▶

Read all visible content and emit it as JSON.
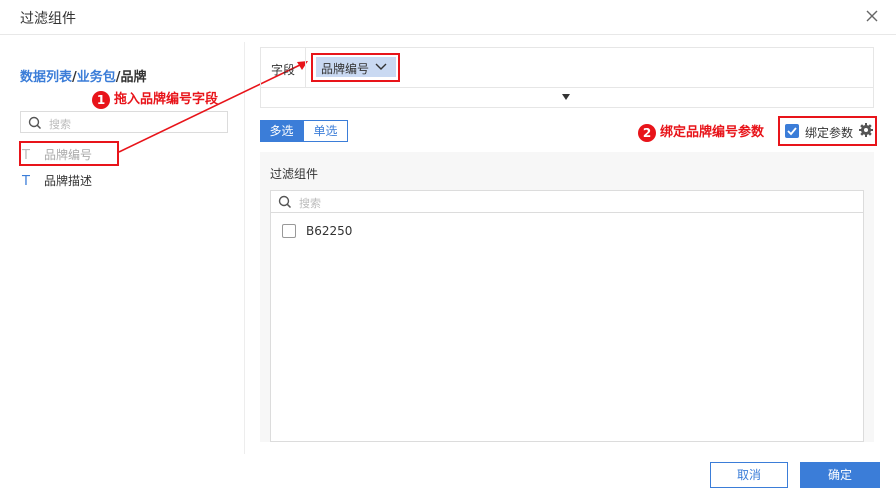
{
  "dialog": {
    "title": "过滤组件"
  },
  "left": {
    "breadcrumb": {
      "part1": "数据列表",
      "sep1": "/",
      "part2": "业务包",
      "sep2": "/",
      "part3": "品牌"
    },
    "search_placeholder": "搜索",
    "fields": [
      {
        "type_icon": "T",
        "label": "品牌编号"
      },
      {
        "type_icon": "T",
        "label": "品牌描述"
      }
    ]
  },
  "annotations": {
    "step1_num": "1",
    "step1_text": "拖入品牌编号字段",
    "step2_num": "2",
    "step2_text": "绑定品牌编号参数",
    "highlight_color": "#e8141a"
  },
  "right": {
    "field_label": "字段",
    "field_chip": "品牌编号",
    "tabs": {
      "multi": "多选",
      "single": "单选",
      "active": "多选"
    },
    "bind_param": {
      "label": "绑定参数",
      "checked": true
    },
    "panel": {
      "title": "过滤组件",
      "search_placeholder": "搜索",
      "options": [
        {
          "label": "B62250",
          "checked": false
        }
      ]
    }
  },
  "footer": {
    "cancel": "取消",
    "ok": "确定"
  },
  "colors": {
    "accent": "#3b7dd8",
    "chip_bg": "#c9d9f2"
  }
}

◀

- [Stated exercise]:
Write out again every line above exactly as given; the pictures do not belong in the copy.

- [Correct result]:
Read all visible content and emit it as JSON.
{
  "dialog": {
    "title": "过滤组件"
  },
  "left": {
    "breadcrumb": {
      "part1": "数据列表",
      "sep1": "/",
      "part2": "业务包",
      "sep2": "/",
      "part3": "品牌"
    },
    "search_placeholder": "搜索",
    "fields": [
      {
        "type_icon": "T",
        "label": "品牌编号"
      },
      {
        "type_icon": "T",
        "label": "品牌描述"
      }
    ]
  },
  "annotations": {
    "step1_num": "1",
    "step1_text": "拖入品牌编号字段",
    "step2_num": "2",
    "step2_text": "绑定品牌编号参数",
    "highlight_color": "#e8141a"
  },
  "right": {
    "field_label": "字段",
    "field_chip": "品牌编号",
    "tabs": {
      "multi": "多选",
      "single": "单选",
      "active": "多选"
    },
    "bind_param": {
      "label": "绑定参数",
      "checked": true
    },
    "panel": {
      "title": "过滤组件",
      "search_placeholder": "搜索",
      "options": [
        {
          "label": "B62250",
          "checked": false
        }
      ]
    }
  },
  "footer": {
    "cancel": "取消",
    "ok": "确定"
  },
  "colors": {
    "accent": "#3b7dd8",
    "chip_bg": "#c9d9f2"
  }
}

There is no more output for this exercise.